(Dataset entries)
┄┄┄┄┄┄

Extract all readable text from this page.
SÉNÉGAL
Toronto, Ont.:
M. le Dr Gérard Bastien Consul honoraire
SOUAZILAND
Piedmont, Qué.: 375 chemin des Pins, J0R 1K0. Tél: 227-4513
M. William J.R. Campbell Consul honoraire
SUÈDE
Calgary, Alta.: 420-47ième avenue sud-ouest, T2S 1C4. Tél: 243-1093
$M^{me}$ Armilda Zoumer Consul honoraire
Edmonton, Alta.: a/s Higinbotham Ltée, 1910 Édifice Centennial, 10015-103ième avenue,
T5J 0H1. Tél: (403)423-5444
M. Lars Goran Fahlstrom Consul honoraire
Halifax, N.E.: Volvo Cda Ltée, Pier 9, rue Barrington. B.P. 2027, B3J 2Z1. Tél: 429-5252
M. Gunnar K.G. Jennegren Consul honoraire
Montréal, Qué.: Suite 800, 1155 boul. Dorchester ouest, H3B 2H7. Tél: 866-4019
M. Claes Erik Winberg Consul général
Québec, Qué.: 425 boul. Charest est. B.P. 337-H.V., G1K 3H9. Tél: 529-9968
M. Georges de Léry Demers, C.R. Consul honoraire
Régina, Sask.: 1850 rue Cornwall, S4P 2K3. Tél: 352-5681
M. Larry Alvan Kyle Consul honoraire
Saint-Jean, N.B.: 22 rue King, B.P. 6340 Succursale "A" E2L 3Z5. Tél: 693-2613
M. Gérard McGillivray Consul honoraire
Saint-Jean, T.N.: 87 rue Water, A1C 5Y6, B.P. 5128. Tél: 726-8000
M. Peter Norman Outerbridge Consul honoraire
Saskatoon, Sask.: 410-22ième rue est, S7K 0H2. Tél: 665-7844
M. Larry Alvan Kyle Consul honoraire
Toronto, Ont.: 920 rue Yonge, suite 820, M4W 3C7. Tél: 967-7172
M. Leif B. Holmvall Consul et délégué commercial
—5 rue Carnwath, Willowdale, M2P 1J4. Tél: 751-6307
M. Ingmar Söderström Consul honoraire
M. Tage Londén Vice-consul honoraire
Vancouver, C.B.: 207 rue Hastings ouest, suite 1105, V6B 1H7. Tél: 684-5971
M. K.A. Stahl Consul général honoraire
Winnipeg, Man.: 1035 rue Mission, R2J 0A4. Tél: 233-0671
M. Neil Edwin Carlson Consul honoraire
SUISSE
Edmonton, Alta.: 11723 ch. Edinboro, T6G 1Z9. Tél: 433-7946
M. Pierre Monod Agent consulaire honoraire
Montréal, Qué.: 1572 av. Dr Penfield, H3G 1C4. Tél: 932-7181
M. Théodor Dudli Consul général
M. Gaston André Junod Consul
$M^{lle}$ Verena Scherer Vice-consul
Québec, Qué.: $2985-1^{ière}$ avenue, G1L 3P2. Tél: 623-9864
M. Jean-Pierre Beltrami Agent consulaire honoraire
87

┄┄┄┄┄┄

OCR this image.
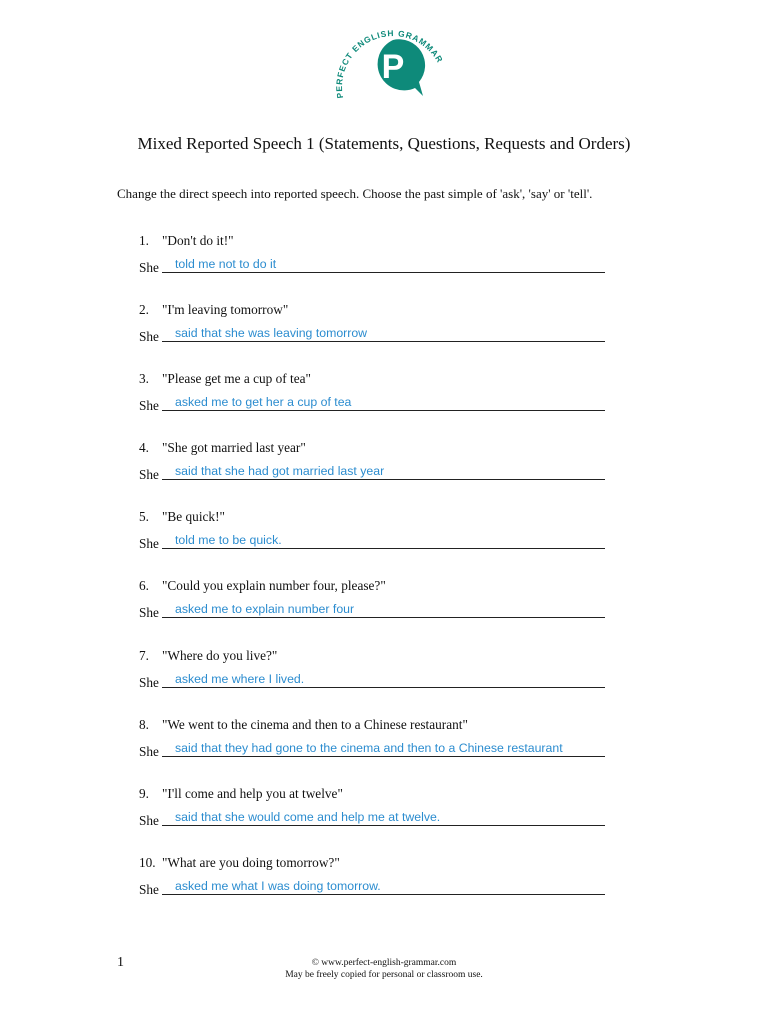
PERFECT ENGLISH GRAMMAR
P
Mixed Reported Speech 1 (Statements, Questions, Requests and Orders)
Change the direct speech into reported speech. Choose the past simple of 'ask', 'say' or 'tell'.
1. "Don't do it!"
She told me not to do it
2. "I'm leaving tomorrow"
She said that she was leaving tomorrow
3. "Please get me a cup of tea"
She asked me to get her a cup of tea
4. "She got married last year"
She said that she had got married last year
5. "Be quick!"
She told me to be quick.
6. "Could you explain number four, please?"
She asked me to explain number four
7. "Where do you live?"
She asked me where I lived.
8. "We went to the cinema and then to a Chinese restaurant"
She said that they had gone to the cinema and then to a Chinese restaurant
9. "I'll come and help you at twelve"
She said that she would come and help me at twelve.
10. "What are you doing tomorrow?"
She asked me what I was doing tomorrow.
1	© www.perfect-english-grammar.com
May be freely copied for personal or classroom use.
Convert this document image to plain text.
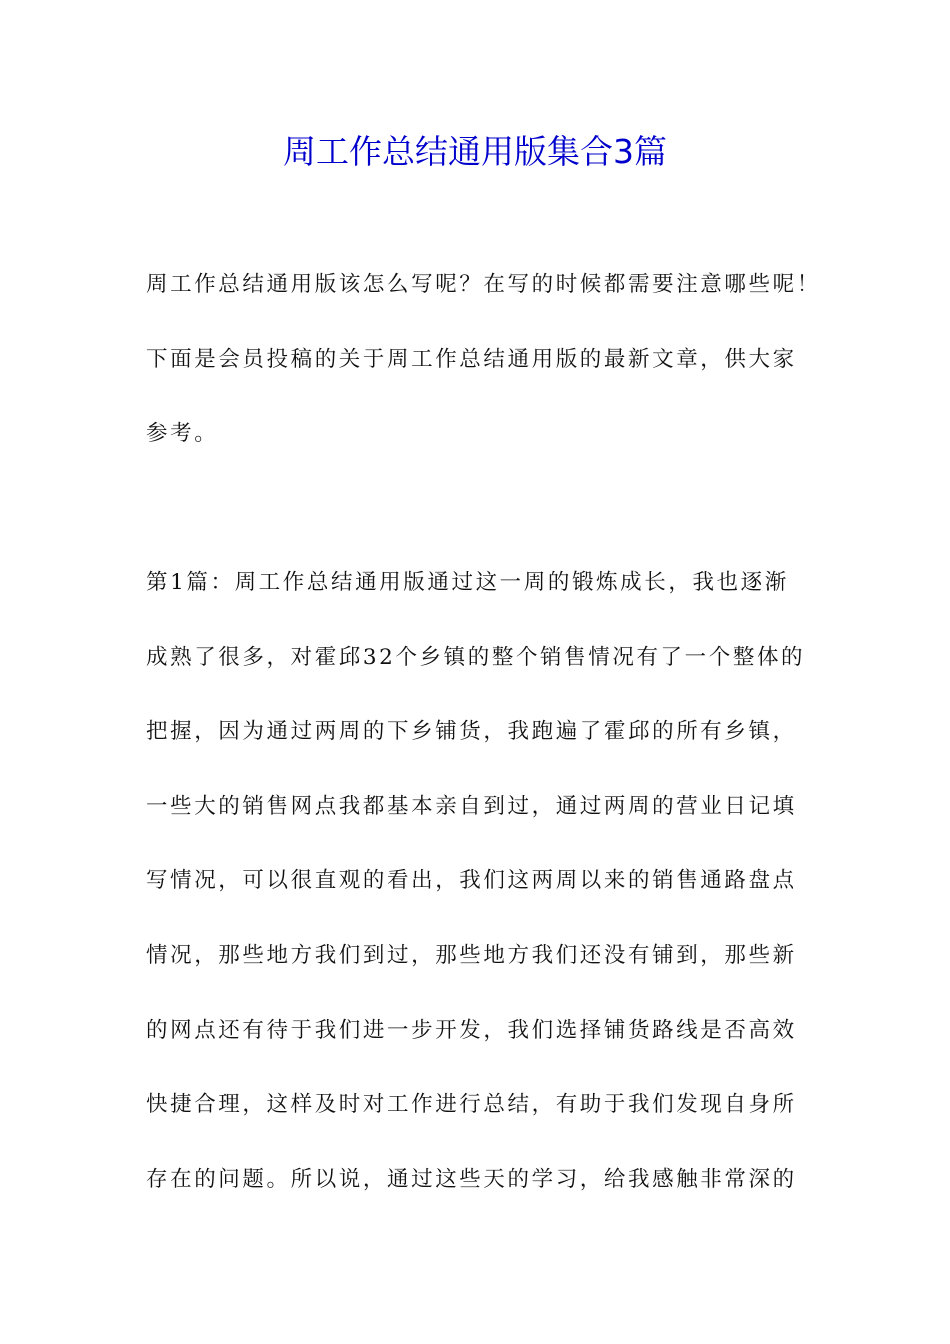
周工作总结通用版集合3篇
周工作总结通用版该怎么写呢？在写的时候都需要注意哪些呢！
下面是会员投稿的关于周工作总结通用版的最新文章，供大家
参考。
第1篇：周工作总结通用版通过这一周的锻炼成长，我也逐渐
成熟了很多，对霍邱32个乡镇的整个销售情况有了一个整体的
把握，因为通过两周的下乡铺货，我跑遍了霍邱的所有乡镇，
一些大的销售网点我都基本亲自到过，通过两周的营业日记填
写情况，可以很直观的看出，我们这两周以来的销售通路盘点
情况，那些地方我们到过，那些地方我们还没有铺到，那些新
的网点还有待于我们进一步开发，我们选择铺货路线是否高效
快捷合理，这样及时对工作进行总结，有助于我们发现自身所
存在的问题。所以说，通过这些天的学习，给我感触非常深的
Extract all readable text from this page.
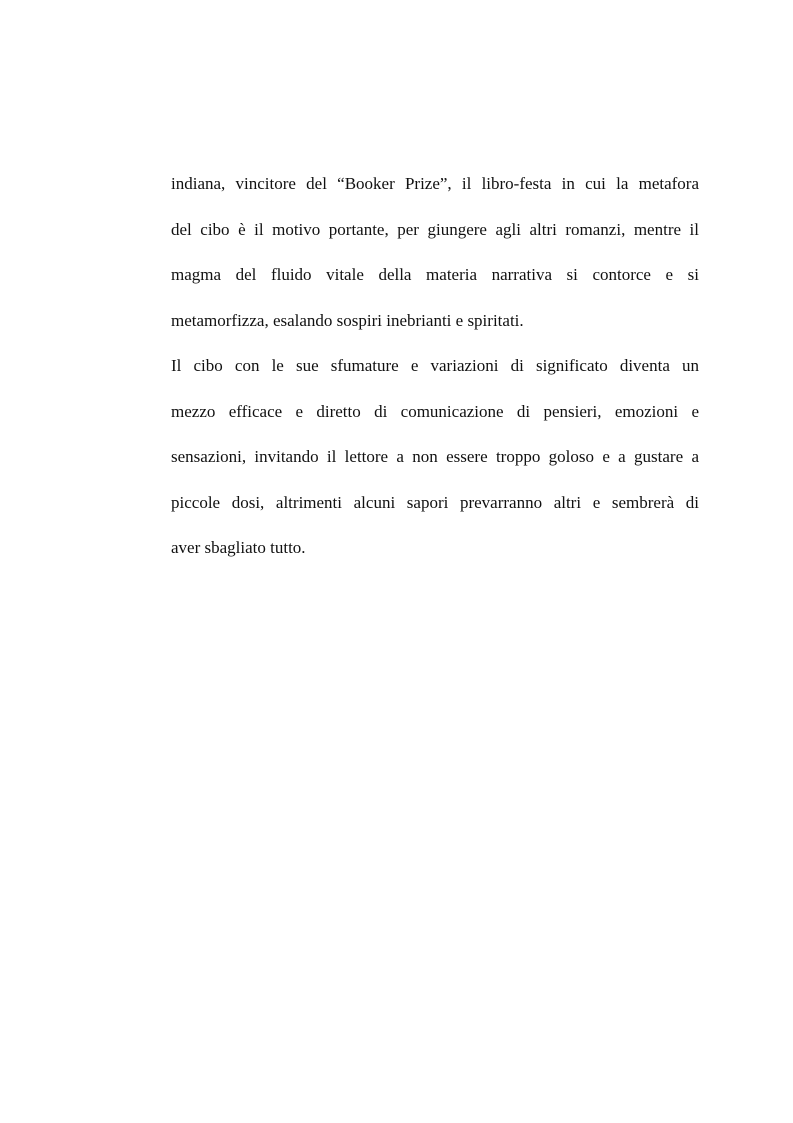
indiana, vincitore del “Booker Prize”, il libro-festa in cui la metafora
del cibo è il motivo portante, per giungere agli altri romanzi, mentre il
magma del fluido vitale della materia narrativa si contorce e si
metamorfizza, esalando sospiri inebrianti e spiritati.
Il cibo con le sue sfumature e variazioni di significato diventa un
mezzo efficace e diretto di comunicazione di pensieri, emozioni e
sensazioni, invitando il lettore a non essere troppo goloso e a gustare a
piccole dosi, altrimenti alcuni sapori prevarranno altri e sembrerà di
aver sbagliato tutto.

┄┄┄┄┄┄

REQUIRED WORK: Find the word "number" in the data and show each line that holds it.

TASK ANSWER:
6. "Could you explain number four, please?"
She asked me to explain number four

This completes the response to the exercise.